***** DATA PROVIDED *****
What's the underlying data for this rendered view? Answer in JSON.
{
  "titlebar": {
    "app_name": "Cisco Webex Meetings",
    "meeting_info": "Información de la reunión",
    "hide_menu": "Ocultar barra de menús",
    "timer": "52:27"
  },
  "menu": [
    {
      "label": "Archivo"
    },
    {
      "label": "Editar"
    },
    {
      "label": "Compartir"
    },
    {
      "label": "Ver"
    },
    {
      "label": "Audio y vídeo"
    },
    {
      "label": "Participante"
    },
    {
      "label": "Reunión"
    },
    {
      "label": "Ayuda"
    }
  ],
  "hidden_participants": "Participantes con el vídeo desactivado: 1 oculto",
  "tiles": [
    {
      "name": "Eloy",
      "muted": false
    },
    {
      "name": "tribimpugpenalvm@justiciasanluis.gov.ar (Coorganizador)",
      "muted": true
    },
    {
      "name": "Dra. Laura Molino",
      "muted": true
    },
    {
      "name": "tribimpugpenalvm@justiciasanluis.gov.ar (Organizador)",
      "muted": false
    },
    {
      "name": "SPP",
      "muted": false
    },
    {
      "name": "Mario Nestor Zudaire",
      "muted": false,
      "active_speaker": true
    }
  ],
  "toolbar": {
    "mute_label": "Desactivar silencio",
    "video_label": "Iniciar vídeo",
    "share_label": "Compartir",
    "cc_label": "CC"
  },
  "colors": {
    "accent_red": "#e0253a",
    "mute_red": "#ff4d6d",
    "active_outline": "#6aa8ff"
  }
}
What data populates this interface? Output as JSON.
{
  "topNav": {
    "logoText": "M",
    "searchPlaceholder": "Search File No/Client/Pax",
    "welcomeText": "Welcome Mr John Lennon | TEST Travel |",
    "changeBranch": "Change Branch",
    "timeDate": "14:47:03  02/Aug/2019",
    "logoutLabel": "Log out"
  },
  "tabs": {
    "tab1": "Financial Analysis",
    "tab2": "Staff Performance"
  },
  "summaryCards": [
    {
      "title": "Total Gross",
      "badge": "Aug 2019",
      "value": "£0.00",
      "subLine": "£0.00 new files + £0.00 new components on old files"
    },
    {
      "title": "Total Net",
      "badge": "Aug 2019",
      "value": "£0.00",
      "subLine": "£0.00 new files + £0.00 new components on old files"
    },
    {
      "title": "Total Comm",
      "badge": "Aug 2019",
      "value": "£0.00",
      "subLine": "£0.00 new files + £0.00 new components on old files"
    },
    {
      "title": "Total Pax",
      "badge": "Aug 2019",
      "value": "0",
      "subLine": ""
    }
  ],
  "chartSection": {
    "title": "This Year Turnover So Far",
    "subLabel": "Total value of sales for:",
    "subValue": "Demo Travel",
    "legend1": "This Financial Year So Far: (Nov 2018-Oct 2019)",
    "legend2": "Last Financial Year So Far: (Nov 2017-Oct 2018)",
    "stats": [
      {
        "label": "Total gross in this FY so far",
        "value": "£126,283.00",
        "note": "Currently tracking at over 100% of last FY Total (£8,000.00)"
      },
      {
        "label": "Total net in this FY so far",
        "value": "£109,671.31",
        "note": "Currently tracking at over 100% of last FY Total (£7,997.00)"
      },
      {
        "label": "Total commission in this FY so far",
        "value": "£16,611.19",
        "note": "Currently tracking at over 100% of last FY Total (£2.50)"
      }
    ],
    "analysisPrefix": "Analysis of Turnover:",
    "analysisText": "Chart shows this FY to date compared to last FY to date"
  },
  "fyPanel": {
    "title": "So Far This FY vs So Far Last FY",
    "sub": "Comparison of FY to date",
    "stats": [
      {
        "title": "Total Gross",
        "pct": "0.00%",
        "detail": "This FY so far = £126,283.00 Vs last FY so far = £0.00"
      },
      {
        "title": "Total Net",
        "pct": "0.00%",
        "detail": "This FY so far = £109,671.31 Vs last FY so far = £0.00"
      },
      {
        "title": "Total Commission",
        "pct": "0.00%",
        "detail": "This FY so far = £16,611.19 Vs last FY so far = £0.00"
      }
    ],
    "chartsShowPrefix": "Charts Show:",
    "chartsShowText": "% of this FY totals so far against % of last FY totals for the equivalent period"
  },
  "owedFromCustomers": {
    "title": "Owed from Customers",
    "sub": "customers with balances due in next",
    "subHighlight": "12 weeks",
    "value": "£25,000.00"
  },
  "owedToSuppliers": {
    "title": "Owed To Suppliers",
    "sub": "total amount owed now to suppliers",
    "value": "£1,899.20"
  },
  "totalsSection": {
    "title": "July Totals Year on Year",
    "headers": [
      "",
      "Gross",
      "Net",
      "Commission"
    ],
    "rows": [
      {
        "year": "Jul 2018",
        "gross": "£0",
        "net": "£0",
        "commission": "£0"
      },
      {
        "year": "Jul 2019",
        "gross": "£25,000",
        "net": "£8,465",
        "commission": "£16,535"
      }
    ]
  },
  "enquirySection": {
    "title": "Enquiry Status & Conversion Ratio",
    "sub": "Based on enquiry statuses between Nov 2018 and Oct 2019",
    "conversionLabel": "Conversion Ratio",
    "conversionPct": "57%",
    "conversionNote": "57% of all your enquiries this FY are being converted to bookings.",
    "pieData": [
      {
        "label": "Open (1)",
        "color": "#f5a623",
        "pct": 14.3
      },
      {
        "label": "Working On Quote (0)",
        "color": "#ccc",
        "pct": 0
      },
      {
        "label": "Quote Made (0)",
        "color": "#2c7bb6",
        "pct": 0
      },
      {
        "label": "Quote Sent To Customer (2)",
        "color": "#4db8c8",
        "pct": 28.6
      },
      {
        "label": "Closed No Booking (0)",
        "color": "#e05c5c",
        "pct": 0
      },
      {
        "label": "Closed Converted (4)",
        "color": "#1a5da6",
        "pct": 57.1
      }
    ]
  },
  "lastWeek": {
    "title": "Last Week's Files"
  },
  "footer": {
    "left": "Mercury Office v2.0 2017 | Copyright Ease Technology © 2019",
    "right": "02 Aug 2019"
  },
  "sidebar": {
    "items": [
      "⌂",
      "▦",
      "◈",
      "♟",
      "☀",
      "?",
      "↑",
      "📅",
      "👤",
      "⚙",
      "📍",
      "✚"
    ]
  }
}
*****
Report how many lines in the entries hold the string "What". Nothing but the number is wanted.

ANSWER TO THIS TASK>
2